== Task material

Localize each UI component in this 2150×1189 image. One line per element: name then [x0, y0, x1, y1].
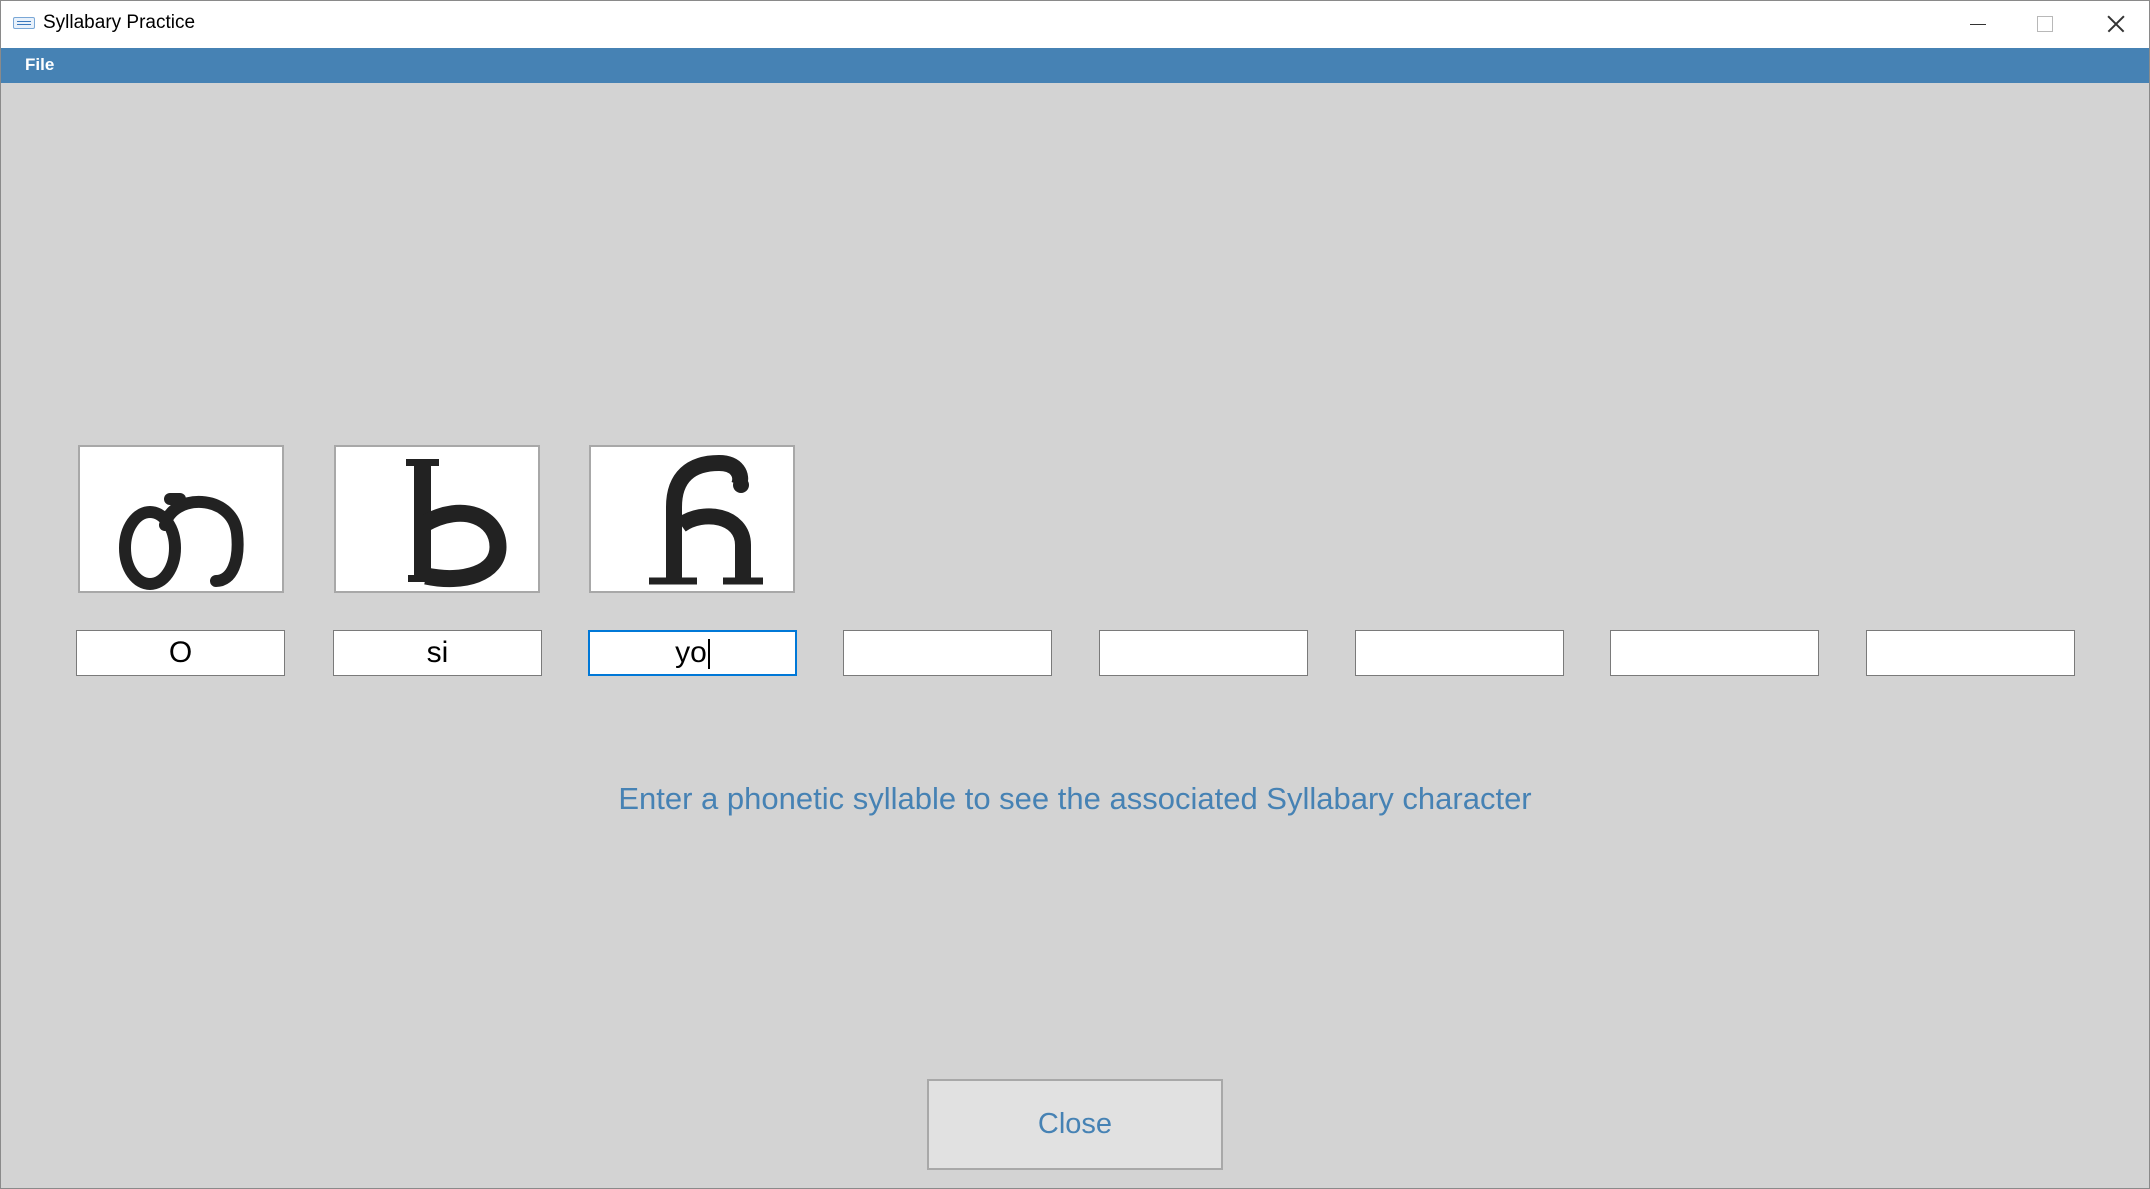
- minimize-icon[interactable]: [1941, 1, 2011, 48]
- syllable-input-5[interactable]: [1099, 630, 1308, 676]
- maximize-icon[interactable]: [2009, 1, 2079, 48]
- syllable-input-3-text: yo: [675, 636, 707, 669]
- text-caret: [707, 639, 710, 670]
- app-window: Syllabary Practice File O si yo Enter a …: [0, 0, 2150, 1189]
- syllable-input-1[interactable]: O: [76, 630, 285, 676]
- syllabary-char-si: [334, 445, 540, 593]
- syllabary-char-o: [78, 445, 284, 593]
- window-title: Syllabary Practice: [43, 12, 196, 33]
- instruction-text: Enter a phonetic syllable to see the ass…: [618, 781, 1532, 816]
- app-icon: [13, 17, 35, 29]
- syllable-input-7[interactable]: [1610, 630, 1819, 676]
- close-icon[interactable]: [2079, 1, 2149, 48]
- cherokee-yo-glyph: [649, 454, 763, 585]
- menu-bar: File: [1, 48, 2149, 83]
- title-bar[interactable]: Syllabary Practice: [1, 1, 2149, 48]
- menu-file[interactable]: File: [25, 55, 54, 75]
- cherokee-o-glyph: [119, 493, 244, 590]
- syllable-input-3[interactable]: yo: [588, 630, 797, 676]
- syllable-input-4[interactable]: [843, 630, 1052, 676]
- syllabary-char-yo: [589, 445, 795, 593]
- close-button[interactable]: Close: [927, 1079, 1223, 1170]
- syllable-input-6[interactable]: [1355, 630, 1564, 676]
- syllable-input-2[interactable]: si: [333, 630, 542, 676]
- cherokee-si-glyph: [406, 459, 507, 588]
- syllable-input-8[interactable]: [1866, 630, 2075, 676]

====

== What to produce ==
Quote the material above word for word, but leave the picture out of your answer.

== Expected answer ==
Localize each UI component in this 2150×1189 image. One line per element: name then [x0, y0, x1, y1].
- minimize-icon[interactable]: [1941, 1, 2011, 48]
- syllable-input-5[interactable]: [1099, 630, 1308, 676]
- maximize-icon[interactable]: [2009, 1, 2079, 48]
- syllable-input-3-text: yo: [675, 636, 707, 669]
- text-caret: [707, 639, 710, 670]
- app-window: Syllabary Practice File O si yo Enter a …: [0, 0, 2150, 1189]
- syllable-input-1[interactable]: O: [76, 630, 285, 676]
- syllabary-char-si: [334, 445, 540, 593]
- syllabary-char-o: [78, 445, 284, 593]
- window-title: Syllabary Practice: [43, 12, 196, 33]
- instruction-text: Enter a phonetic syllable to see the ass…: [618, 781, 1532, 816]
- app-icon: [13, 17, 35, 29]
- syllable-input-7[interactable]: [1610, 630, 1819, 676]
- close-icon[interactable]: [2079, 1, 2149, 48]
- cherokee-yo-glyph: [649, 454, 763, 585]
- menu-bar: File: [1, 48, 2149, 83]
- title-bar[interactable]: Syllabary Practice: [1, 1, 2149, 48]
- menu-file[interactable]: File: [25, 55, 54, 75]
- cherokee-o-glyph: [119, 493, 244, 590]
- syllable-input-3[interactable]: yo: [588, 630, 797, 676]
- syllable-input-4[interactable]: [843, 630, 1052, 676]
- syllabary-char-yo: [589, 445, 795, 593]
- close-button[interactable]: Close: [927, 1079, 1223, 1170]
- syllable-input-6[interactable]: [1355, 630, 1564, 676]
- syllable-input-2[interactable]: si: [333, 630, 542, 676]
- cherokee-si-glyph: [406, 459, 507, 588]
- syllable-input-8[interactable]: [1866, 630, 2075, 676]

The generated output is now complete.